Exercise is the core of runner’s knee treatment, and the good news is you have flexibility in what you choose. A randomized trial published in the British Journal of Sports Medicine compared a 12-week hip-focused program (clamshells, side-lying hip abductions, prone hip extensions) against a quadriceps-focused program (seated knee extensions, squats, forward lunges). Both produced equivalent improvements in pain and function, with no meaningful difference between groups.

This matters because it means you can start with whichever exercises feel most manageable. If squats and lunges aggravate your knee early on, hip exercises are just as effective and typically put less direct stress on the kneecap. As pain improves, you can add quad work. The key is consistency over 12 weeks, not which specific muscles you target first.

A practical starting point:

  • Clamshells: Lie on your side with knees bent, open the top knee like a clamshell while keeping feet together. This targets the hip rotators that help control knee alignment.
  • Side-lying hip abduction: Lie on your side, lift the top leg straight up. Strengthens the outer hip muscles that stabilize your pelvis during running.
  • Seated knee extension: Sit in a chair and slowly straighten your knee against light resistance. Builds quadriceps strength with minimal joint compression.

Taping and Bracing

Patellar taping, where adhesive tape is applied to gently shift the kneecap’s position, consistently reduces pain in clinical studies. It also appears to improve kneecap alignment and quadriceps function, meaning your thigh muscles can generate more force when the tape is on. Taping works well as a short-term tool to make exercises and daily activities more comfortable while you build strength. A physical therapist can show you the technique in one visit, and from there you can apply it yourself.

Knee sleeves or patellar straps serve a similar purpose with less precision. They provide compression and proprioceptive feedback (your knee “knows where it is” better), which some people find helpful during activity.

Shoe Inserts and Orthotics

Off-the-shelf foot orthotics can speed up early recovery. In a clinical trial of 179 adults with patellofemoral pain, prefabricated orthotics outperformed flat inserts at six weeks: 85% of the orthotic group reported improvement compared to 58% with flat inserts. That’s a meaningful short-term advantage.

:::::

**Problem:** Carry on the runner's knee treatment text from its last sentence.

:::::

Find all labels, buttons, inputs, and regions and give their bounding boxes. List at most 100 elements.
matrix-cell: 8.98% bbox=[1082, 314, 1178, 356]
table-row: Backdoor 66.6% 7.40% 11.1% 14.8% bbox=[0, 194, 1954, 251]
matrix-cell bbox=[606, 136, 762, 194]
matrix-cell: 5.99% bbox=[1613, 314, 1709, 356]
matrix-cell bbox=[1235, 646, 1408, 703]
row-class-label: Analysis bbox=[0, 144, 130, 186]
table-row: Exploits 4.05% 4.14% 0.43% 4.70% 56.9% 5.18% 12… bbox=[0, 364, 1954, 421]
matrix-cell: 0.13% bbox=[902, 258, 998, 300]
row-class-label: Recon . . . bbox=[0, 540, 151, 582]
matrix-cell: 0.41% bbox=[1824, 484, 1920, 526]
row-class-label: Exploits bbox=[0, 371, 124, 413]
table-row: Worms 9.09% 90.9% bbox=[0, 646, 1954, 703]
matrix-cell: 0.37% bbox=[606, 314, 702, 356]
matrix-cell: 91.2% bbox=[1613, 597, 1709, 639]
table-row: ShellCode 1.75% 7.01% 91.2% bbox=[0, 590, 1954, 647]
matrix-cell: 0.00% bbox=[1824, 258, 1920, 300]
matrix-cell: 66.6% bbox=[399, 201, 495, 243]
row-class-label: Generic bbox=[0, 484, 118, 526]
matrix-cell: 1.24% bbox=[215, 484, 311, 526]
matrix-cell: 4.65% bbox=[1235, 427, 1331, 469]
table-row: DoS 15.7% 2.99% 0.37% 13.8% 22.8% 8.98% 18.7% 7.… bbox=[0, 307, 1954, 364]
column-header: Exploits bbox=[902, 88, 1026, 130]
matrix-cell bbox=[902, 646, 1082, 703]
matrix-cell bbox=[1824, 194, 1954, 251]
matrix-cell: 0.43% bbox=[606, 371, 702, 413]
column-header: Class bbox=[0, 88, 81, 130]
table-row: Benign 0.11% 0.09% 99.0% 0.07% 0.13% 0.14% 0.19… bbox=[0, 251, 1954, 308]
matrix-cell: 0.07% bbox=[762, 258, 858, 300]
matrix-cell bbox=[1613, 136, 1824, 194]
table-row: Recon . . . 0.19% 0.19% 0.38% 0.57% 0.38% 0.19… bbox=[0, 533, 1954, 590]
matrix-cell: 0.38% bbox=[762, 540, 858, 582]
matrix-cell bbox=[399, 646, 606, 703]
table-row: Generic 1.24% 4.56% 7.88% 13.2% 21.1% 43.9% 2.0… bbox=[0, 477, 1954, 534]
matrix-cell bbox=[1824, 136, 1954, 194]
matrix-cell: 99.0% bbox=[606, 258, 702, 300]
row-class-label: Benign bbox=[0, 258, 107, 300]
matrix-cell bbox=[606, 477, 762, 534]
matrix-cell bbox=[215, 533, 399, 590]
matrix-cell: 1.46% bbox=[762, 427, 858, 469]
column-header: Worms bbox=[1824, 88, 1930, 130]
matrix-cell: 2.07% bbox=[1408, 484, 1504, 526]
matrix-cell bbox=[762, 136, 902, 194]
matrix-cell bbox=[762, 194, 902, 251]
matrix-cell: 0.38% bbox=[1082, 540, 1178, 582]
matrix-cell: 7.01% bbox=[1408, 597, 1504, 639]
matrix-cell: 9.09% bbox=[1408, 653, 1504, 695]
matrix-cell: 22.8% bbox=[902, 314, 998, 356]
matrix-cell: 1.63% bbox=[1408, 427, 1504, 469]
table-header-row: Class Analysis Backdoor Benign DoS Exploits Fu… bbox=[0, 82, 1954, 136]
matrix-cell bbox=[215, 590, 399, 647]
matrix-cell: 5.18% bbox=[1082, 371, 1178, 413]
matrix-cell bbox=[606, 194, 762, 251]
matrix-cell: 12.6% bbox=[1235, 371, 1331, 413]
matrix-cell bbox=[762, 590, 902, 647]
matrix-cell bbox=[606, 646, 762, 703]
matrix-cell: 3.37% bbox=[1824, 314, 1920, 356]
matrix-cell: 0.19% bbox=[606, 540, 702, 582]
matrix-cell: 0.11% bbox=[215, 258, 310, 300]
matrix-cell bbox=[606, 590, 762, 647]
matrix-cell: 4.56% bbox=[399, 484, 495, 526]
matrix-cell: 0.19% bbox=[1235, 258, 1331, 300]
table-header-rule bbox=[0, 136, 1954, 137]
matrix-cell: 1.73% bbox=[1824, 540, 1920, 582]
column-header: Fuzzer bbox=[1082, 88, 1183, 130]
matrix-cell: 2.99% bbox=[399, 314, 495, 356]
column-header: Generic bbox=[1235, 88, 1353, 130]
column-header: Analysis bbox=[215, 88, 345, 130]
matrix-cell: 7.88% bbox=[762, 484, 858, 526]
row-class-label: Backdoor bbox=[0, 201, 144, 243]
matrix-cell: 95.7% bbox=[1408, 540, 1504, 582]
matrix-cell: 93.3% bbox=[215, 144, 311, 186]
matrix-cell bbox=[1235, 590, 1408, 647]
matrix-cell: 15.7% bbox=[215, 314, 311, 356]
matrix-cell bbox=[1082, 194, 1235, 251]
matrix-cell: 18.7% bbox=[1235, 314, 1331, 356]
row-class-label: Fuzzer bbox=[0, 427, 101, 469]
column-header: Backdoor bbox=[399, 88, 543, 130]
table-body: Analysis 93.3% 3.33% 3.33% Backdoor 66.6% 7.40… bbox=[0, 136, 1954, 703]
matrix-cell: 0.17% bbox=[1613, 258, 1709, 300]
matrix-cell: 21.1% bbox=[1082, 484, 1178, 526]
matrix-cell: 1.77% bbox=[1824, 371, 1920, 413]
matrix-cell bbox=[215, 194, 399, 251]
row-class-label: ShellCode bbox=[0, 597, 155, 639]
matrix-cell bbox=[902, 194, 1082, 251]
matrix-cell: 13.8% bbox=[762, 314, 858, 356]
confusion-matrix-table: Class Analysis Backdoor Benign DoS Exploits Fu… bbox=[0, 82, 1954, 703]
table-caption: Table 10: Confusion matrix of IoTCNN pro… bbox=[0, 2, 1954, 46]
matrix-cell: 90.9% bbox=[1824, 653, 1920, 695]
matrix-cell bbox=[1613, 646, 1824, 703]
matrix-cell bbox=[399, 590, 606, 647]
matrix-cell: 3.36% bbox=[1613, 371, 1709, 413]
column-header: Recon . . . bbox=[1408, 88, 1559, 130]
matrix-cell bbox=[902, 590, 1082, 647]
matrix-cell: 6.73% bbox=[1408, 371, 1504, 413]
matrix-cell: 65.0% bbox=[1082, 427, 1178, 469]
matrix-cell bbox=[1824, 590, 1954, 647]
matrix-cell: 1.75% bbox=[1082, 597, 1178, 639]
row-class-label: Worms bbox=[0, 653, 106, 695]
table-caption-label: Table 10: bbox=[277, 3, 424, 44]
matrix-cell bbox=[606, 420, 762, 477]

:::::

**Task response:**
The catch is that by one year, the difference disappeared. All groups, including those who received only physiotherapy, improved to similar levels. Orthotics also caused mild side effects (foot discomfort, mostly) in about 72% of users. So inserts are worth trying if you want faster relief, but they’re a complement to strengthening, not a replacement. You don’t need expensive custom orthotics. The trial used off-the-shelf versions, and they performed just as well as a full physiotherapy program in the short term.

Returning to Running

Most people need one to two months before symptoms resolve enough to return to full activity. That timeline assumes you’re actively doing rehab exercises, not just waiting it out. Rushing back before the underlying weakness is addressed is the most common reason runner’s knee becomes a recurring problem.

A reasonable approach is to start with walking, then progress to a walk-run interval (alternating one minute of running with two minutes of walking), and gradually shift the ratio over two to three weeks. Pay attention to how the knee responds in the 24 hours after a run, not just during it. A mild ache that fades within a few hours is acceptable. Pain that worsens the next morning or lingers into the following day means you’ve done too much.

Avoid downhill running and stairs as your reintroduction route. Both increase the compressive force on the kneecap significantly. Flat terrain or a slight incline is easier on the joint while you’re rebuilding tolerance.

Signs Something Else Is Going On

Runner’s knee is a dull, predictable ache that worsens with specific activities and improves with rest. If your knee locks, catches, gives way, or swells visibly after activity, something beyond patellofemoral irritation may be involved, such as a meniscus tear or ligament issue. Sharp, sudden pain during a specific incident (rather than a gradual onset) also warrants a closer look. These presentations benefit from imaging and a hands-on exam rather than self-directed rehab alone.